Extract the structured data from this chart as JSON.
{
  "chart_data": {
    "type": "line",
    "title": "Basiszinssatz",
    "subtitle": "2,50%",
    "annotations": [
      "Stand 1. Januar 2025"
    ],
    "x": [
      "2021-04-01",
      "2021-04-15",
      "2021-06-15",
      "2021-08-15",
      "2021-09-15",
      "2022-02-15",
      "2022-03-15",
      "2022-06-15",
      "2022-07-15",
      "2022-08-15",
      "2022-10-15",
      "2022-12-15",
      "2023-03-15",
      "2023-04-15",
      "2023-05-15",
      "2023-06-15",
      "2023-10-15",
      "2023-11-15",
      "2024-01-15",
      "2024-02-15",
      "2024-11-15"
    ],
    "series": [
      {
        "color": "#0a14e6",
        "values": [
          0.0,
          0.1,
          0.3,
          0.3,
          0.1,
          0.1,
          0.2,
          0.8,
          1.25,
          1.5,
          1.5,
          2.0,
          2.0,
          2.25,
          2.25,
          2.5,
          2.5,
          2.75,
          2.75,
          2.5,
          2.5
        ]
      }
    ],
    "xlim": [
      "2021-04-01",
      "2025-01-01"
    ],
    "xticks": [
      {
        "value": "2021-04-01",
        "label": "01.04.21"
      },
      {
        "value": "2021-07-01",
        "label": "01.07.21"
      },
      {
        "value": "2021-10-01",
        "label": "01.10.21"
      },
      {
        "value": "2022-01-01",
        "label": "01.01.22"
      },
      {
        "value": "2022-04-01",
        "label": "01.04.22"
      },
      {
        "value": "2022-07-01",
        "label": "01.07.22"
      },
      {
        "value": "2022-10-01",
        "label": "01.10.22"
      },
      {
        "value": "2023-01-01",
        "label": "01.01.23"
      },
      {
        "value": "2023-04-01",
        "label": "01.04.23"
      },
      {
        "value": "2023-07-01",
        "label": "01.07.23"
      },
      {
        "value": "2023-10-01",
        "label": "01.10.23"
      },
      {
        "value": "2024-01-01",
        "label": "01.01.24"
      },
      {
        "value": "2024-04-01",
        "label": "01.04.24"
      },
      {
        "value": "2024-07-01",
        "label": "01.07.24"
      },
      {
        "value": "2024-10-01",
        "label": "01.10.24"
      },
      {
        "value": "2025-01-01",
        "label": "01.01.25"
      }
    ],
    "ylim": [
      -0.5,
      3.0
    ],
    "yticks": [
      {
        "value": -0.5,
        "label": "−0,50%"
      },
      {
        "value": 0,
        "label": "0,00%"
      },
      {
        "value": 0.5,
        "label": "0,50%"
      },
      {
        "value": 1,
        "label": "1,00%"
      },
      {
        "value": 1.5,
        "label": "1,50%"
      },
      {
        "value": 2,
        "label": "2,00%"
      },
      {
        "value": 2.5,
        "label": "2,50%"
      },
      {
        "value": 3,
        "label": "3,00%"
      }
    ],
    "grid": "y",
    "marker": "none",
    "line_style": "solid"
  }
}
--------------------------------------------------
» **Instructions to follow**
From the listing above, reproduce all the lines exactly.

» **Result below**
Extract the structured data from this chart as JSON.
{
  "chart_data": {
    "type": "line",
    "title": "Basiszinssatz",
    "subtitle": "2,50%",
    "annotations": [
      "Stand 1. Januar 2025"
    ],
    "x": [
      "2021-04-01",
      "2021-04-15",
      "2021-06-15",
      "2021-08-15",
      "2021-09-15",
      "2022-02-15",
      "2022-03-15",
      "2022-06-15",
      "2022-07-15",
      "2022-08-15",
      "2022-10-15",
      "2022-12-15",
      "2023-03-15",
      "2023-04-15",
      "2023-05-15",
      "2023-06-15",
      "2023-10-15",
      "2023-11-15",
      "2024-01-15",
      "2024-02-15",
      "2024-11-15"
    ],
    "series": [
      {
        "color": "#0a14e6",
        "values": [
          0.0,
          0.1,
          0.3,
          0.3,
          0.1,
          0.1,
          0.2,
          0.8,
          1.25,
          1.5,
          1.5,
          2.0,
          2.0,
          2.25,
          2.25,
          2.5,
          2.5,
          2.75,
          2.75,
          2.5,
          2.5
        ]
      }
    ],
    "xlim": [
      "2021-04-01",
      "2025-01-01"
    ],
    "xticks": [
      {
        "value": "2021-04-01",
        "label": "01.04.21"
      },
      {
        "value": "2021-07-01",
        "label": "01.07.21"
      },
      {
        "value": "2021-10-01",
        "label": "01.10.21"
      },
      {
        "value": "2022-01-01",
        "label": "01.01.22"
      },
      {
        "value": "2022-04-01",
        "label": "01.04.22"
      },
      {
        "value": "2022-07-01",
        "label": "01.07.22"
      },
      {
        "value": "2022-10-01",
        "label": "01.10.22"
      },
      {
        "value": "2023-01-01",
        "label": "01.01.23"
      },
      {
        "value": "2023-04-01",
        "label": "01.04.23"
      },
      {
        "value": "2023-07-01",
        "label": "01.07.23"
      },
      {
        "value": "2023-10-01",
        "label": "01.10.23"
      },
      {
        "value": "2024-01-01",
        "label": "01.01.24"
      },
      {
        "value": "2024-04-01",
        "label": "01.04.24"
      },
      {
        "value": "2024-07-01",
        "label": "01.07.24"
      },
      {
        "value": "2024-10-01",
        "label": "01.10.24"
      },
      {
        "value": "2025-01-01",
        "label": "01.01.25"
      }
    ],
    "ylim": [
      -0.5,
      3.0
    ],
    "yticks": [
      {
        "value": -0.5,
        "label": "−0,50%"
      },
      {
        "value": 0,
        "label": "0,00%"
      },
      {
        "value": 0.5,
        "label": "0,50%"
      },
      {
        "value": 1,
        "label": "1,00%"
      },
      {
        "value": 1.5,
        "label": "1,50%"
      },
      {
        "value": 2,
        "label": "2,00%"
      },
      {
        "value": 2.5,
        "label": "2,50%"
      },
      {
        "value": 3,
        "label": "3,00%"
      }
    ],
    "grid": "y",
    "marker": "none",
    "line_style": "solid"
  }
}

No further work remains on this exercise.